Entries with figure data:

[start]

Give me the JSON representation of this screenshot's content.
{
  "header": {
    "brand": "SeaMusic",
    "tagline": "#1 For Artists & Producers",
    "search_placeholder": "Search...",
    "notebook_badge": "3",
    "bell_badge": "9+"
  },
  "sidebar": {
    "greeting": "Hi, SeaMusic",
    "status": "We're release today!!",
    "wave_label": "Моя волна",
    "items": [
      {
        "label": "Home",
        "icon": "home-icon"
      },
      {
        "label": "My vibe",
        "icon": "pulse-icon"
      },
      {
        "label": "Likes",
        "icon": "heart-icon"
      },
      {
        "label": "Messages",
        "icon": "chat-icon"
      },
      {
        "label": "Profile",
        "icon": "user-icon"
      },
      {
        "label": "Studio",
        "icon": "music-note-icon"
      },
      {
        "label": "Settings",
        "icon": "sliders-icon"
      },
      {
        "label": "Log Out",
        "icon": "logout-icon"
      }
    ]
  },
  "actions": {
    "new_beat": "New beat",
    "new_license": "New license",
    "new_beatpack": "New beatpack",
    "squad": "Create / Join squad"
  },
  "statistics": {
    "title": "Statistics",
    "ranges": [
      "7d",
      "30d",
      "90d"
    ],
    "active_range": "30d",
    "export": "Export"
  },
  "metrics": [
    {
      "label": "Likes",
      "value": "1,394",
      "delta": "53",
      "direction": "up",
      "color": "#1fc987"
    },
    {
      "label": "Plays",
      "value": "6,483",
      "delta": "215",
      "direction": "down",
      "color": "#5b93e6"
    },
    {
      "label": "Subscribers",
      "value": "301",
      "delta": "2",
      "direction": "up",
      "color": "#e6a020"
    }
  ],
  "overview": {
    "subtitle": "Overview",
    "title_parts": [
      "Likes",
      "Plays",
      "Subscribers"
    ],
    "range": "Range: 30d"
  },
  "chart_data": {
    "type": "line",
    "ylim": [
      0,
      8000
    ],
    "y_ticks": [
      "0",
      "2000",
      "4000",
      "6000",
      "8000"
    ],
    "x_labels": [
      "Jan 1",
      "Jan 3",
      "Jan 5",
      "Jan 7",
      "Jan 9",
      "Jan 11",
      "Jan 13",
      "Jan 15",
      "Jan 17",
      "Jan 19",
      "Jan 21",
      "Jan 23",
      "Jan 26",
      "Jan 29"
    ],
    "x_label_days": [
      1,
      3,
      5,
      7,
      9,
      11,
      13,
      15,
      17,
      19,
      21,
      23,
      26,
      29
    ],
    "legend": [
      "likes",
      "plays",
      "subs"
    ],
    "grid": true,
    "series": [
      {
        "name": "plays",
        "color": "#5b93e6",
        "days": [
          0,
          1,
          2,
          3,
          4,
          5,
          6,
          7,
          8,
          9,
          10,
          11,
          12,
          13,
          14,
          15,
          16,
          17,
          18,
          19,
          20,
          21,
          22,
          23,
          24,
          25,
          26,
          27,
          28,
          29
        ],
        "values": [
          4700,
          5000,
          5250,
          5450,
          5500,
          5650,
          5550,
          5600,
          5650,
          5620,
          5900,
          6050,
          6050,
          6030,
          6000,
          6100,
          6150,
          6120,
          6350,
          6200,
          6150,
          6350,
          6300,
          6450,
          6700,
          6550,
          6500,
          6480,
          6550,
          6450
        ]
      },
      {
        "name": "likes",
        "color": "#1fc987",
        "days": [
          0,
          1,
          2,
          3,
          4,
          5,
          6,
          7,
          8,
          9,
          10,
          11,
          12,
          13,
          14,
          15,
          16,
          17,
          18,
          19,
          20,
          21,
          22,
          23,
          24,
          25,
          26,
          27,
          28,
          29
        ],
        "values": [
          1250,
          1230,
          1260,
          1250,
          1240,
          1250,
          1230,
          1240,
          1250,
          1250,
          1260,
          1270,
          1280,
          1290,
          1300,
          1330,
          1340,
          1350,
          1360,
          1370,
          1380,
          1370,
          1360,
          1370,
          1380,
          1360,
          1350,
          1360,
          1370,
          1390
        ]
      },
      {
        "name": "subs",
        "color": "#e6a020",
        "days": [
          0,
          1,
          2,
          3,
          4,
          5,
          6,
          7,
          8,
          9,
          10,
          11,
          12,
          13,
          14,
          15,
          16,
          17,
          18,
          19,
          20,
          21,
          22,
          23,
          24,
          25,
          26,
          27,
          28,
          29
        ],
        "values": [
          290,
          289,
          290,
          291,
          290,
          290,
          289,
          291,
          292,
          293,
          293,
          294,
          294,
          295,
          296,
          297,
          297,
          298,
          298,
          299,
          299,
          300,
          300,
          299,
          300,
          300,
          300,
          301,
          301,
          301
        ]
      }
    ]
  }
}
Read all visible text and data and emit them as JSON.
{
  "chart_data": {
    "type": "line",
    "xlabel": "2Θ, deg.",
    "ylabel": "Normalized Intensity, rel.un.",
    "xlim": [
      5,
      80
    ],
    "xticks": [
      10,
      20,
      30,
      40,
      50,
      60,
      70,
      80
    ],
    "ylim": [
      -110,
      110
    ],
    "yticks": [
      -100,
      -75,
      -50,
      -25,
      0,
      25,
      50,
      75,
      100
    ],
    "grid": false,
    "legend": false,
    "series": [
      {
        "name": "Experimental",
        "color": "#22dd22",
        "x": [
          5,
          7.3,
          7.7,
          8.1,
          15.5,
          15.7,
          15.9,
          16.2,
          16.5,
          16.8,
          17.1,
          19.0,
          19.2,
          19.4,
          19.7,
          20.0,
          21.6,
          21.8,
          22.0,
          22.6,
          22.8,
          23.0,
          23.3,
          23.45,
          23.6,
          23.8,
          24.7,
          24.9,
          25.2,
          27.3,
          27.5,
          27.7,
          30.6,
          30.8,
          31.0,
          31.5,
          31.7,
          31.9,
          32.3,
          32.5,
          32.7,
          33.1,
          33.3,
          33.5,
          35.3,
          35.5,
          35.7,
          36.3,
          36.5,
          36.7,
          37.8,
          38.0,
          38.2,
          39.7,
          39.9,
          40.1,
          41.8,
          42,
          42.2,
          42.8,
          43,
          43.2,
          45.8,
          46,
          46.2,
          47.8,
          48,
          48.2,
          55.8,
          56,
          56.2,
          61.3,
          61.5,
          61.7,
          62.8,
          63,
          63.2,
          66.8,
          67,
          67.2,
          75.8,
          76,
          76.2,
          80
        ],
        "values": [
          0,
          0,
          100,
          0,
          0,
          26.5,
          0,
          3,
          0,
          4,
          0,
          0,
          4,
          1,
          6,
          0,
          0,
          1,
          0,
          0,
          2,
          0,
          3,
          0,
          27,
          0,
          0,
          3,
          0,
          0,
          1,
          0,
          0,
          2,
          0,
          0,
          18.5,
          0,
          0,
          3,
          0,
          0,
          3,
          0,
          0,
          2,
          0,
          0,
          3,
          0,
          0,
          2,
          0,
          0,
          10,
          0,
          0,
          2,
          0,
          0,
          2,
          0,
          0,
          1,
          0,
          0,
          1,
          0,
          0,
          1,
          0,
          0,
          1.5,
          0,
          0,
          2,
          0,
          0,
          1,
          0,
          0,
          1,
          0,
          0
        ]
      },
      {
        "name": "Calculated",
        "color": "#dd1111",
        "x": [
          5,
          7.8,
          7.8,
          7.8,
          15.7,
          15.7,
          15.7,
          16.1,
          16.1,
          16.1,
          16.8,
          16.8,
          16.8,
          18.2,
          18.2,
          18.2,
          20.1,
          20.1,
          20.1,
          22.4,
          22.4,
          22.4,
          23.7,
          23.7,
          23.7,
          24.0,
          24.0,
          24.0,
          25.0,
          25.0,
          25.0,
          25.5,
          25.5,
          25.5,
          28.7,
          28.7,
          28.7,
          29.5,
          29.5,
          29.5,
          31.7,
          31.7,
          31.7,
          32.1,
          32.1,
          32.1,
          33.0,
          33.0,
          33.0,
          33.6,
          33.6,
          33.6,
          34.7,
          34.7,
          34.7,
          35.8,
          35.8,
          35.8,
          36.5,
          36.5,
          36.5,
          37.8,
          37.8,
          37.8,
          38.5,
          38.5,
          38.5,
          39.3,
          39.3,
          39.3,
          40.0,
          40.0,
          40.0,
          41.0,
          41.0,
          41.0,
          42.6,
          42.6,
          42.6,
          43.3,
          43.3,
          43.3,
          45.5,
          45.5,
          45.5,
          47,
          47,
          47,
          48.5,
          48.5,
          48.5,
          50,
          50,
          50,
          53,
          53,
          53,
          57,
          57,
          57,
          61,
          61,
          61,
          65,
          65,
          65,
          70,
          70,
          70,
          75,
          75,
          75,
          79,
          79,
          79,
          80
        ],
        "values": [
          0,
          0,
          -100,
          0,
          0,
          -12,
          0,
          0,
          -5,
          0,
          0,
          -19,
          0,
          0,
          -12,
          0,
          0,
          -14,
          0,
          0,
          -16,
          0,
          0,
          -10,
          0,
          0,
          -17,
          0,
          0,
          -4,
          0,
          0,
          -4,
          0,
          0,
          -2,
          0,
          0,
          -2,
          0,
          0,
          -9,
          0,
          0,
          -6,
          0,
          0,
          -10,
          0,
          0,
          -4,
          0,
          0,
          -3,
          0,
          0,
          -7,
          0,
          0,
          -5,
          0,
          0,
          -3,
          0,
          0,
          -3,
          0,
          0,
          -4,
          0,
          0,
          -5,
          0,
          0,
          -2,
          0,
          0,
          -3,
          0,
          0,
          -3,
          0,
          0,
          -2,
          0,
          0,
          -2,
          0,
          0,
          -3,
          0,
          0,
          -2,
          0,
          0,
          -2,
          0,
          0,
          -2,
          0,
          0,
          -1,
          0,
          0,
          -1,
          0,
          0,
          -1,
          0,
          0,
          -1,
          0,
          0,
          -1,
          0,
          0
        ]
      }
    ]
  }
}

[end]

Stated exercise:
Search the entries for the word "SeaMusic" and copy every line that has it.

Answer to the exercise:
    "brand": "SeaMusic",
    "greeting": "Hi, SeaMusic",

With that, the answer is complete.